---------- Task input
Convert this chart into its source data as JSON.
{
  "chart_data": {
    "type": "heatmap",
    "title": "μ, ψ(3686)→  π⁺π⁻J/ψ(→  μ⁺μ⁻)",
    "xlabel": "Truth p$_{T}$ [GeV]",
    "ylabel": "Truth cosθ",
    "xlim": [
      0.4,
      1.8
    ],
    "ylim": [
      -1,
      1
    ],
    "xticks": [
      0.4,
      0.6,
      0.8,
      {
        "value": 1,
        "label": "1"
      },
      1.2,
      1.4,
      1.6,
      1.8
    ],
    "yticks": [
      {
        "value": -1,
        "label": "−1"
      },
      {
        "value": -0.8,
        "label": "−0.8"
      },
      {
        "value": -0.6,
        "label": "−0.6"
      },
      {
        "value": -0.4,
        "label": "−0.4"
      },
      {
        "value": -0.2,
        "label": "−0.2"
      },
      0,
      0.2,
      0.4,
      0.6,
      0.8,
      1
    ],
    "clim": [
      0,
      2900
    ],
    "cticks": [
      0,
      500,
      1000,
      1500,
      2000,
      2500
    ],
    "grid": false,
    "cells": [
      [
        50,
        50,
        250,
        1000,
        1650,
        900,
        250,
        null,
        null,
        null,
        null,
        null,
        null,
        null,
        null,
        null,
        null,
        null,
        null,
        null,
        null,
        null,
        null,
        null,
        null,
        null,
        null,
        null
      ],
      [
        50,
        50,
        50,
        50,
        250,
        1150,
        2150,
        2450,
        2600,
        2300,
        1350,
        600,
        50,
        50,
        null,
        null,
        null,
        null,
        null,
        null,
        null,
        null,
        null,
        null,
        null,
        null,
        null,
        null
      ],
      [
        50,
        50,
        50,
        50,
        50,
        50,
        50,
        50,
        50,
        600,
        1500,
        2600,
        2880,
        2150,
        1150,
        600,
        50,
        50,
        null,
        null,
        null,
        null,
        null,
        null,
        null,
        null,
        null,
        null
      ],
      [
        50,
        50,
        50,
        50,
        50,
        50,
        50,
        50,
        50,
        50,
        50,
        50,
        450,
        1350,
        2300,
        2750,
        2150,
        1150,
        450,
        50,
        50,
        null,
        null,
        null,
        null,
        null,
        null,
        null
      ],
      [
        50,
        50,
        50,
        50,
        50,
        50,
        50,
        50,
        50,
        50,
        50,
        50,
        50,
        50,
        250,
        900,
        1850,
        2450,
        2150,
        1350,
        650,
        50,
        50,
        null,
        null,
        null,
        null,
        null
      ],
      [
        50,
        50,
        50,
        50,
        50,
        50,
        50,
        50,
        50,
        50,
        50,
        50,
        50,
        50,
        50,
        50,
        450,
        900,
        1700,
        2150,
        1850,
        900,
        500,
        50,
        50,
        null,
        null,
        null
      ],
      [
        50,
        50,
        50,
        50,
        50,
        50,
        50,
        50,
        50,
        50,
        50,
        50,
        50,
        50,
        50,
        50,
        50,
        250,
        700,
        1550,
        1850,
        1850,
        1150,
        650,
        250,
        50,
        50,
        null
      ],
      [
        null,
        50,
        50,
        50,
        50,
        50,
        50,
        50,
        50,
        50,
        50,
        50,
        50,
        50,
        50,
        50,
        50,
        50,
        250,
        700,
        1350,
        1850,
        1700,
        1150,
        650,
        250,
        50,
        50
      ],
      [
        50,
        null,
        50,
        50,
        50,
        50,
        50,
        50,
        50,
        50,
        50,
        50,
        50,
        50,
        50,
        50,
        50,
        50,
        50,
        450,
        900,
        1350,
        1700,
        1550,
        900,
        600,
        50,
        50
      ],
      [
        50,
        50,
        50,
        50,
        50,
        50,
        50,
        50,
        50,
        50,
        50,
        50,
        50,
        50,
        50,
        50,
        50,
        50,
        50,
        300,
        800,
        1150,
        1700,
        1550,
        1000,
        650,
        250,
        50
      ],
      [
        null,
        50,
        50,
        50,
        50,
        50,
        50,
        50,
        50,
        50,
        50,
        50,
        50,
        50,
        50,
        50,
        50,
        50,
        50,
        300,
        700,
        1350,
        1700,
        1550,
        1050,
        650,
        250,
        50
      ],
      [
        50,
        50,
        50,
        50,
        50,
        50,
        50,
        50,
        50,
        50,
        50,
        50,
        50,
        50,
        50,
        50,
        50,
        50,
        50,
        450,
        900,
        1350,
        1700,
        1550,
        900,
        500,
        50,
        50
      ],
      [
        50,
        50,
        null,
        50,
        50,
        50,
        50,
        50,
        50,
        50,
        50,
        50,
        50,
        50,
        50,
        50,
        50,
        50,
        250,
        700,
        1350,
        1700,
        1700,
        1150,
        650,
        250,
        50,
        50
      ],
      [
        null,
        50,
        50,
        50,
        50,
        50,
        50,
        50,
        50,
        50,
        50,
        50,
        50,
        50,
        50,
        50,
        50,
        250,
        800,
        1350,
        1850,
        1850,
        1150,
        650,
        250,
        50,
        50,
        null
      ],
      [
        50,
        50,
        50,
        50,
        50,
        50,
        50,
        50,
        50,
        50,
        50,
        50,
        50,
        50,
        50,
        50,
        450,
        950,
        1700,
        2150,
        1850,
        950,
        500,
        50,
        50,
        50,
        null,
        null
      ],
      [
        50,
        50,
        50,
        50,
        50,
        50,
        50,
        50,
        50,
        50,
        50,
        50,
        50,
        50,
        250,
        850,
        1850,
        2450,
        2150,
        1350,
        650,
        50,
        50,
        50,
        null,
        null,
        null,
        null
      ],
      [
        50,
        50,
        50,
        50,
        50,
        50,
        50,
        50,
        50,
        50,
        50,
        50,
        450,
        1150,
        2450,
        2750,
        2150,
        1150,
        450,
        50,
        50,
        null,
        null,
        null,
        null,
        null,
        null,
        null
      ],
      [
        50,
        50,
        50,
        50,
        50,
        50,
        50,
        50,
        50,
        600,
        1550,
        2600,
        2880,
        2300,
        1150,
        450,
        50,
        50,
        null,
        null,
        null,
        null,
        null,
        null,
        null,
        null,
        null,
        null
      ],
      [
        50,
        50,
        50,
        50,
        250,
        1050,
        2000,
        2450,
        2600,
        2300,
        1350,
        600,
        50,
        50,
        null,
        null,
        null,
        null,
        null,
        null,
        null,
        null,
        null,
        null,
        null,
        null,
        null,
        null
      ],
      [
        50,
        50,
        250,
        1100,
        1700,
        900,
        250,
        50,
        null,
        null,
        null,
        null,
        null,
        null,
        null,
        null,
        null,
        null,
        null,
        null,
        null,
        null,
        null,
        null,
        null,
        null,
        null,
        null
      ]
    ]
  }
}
--------------------
What is expected
Among these entries, how many lines include the string "value"? Reply with the number by itself.

Complete output
6